►
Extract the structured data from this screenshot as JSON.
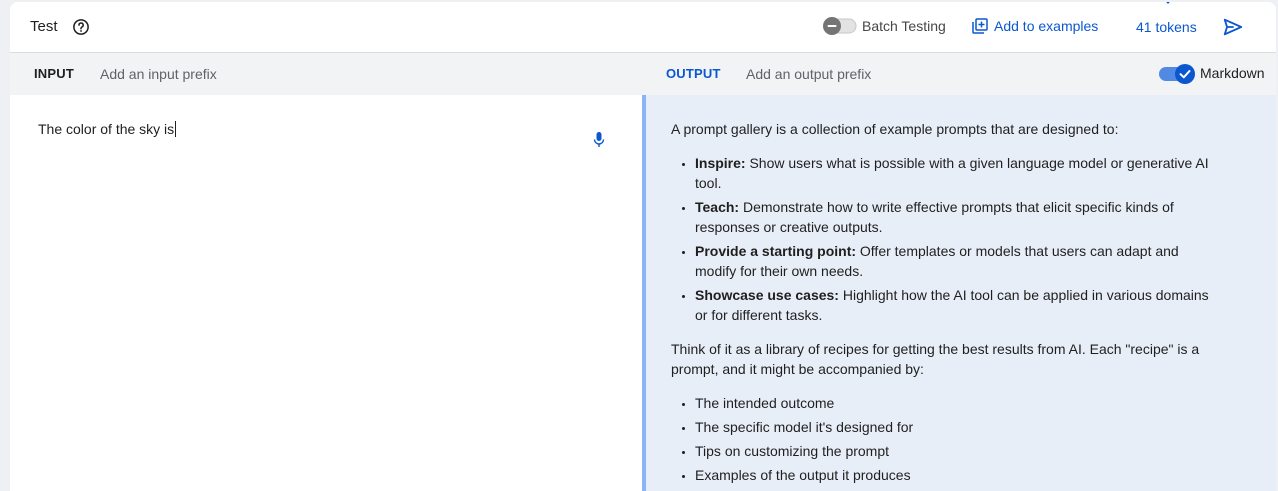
{
  "header": {
    "title": "Test",
    "batch_testing_label": "Batch Testing",
    "batch_testing_on": false,
    "add_to_examples_label": "Add to examples",
    "tokens_label": "41 tokens"
  },
  "prefix_bar": {
    "input_label": "INPUT",
    "input_prefix_placeholder": "Add an input prefix",
    "output_label": "OUTPUT",
    "output_prefix_placeholder": "Add an output prefix",
    "markdown_label": "Markdown",
    "markdown_on": true
  },
  "input": {
    "text": "The color of the sky is"
  },
  "output": {
    "intro": "A prompt gallery is a collection of example prompts that are designed to:",
    "goals": [
      {
        "term": "Inspire:",
        "text": " Show users what is possible with a given language model or generative AI tool."
      },
      {
        "term": "Teach:",
        "text": " Demonstrate how to write effective prompts that elicit specific kinds of responses or creative outputs."
      },
      {
        "term": "Provide a starting point:",
        "text": " Offer templates or models that users can adapt and modify for their own needs."
      },
      {
        "term": "Showcase use cases:",
        "text": " Highlight how the AI tool can be applied in various domains or for different tasks."
      }
    ],
    "paragraph2": "Think of it as a library of recipes for getting the best results from AI. Each \"recipe\" is a prompt, and it might be accompanied by:",
    "accompaniments": [
      "The intended outcome",
      "The specific model it's designed for",
      "Tips on customizing the prompt",
      "Examples of the output it produces"
    ]
  },
  "colors": {
    "accent": "#0b57d0",
    "output_bg": "#e8eef8",
    "output_border": "#8ab4f8",
    "bar_bg": "#f1f3f4"
  }
}
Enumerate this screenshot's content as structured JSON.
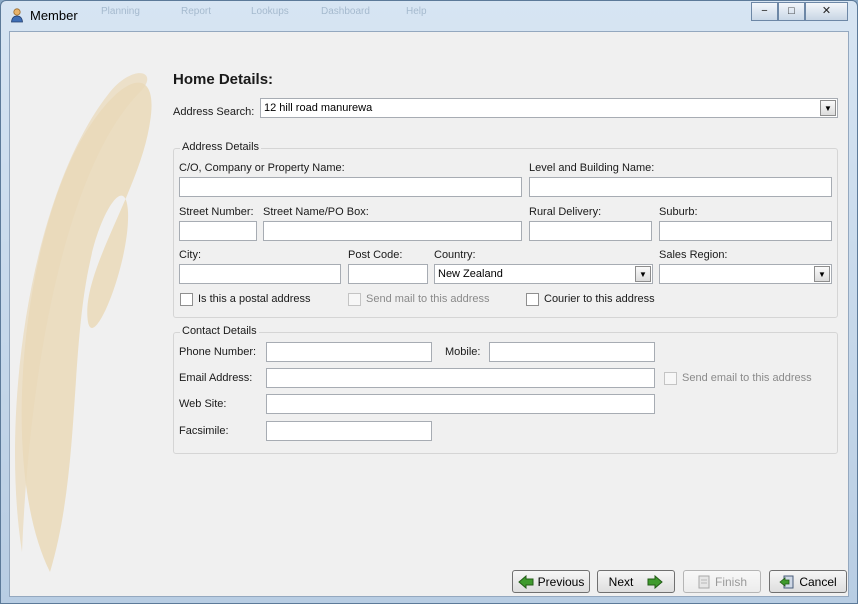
◄
— EXERCISE DIRECTIONS —
Set the listing down in full and exactly. Pictures within it should not appear in the copy.

— EXERCISE RESULT —
Extract the structured data from this screenshot as JSON.
{
  "header": {
    "title": "Test",
    "batch_testing_label": "Batch Testing",
    "batch_testing_on": false,
    "add_to_examples_label": "Add to examples",
    "tokens_label": "41 tokens"
  },
  "prefix_bar": {
    "input_label": "INPUT",
    "input_prefix_placeholder": "Add an input prefix",
    "output_label": "OUTPUT",
    "output_prefix_placeholder": "Add an output prefix",
    "markdown_label": "Markdown",
    "markdown_on": true
  },
  "input": {
    "text": "The color of the sky is"
  },
  "output": {
    "intro": "A prompt gallery is a collection of example prompts that are designed to:",
    "goals": [
      {
        "term": "Inspire:",
        "text": " Show users what is possible with a given language model or generative AI tool."
      },
      {
        "term": "Teach:",
        "text": " Demonstrate how to write effective prompts that elicit specific kinds of responses or creative outputs."
      },
      {
        "term": "Provide a starting point:",
        "text": " Offer templates or models that users can adapt and modify for their own needs."
      },
      {
        "term": "Showcase use cases:",
        "text": " Highlight how the AI tool can be applied in various domains or for different tasks."
      }
    ],
    "paragraph2": "Think of it as a library of recipes for getting the best results from AI. Each \"recipe\" is a prompt, and it might be accompanied by:",
    "accompaniments": [
      "The intended outcome",
      "The specific model it's designed for",
      "Tips on customizing the prompt",
      "Examples of the output it produces"
    ]
  },
  "colors": {
    "accent": "#0b57d0",
    "output_bg": "#e8eef8",
    "output_border": "#8ab4f8",
    "bar_bg": "#f1f3f4"
  }
}
Enumerate this screenshot's content as structured JSON.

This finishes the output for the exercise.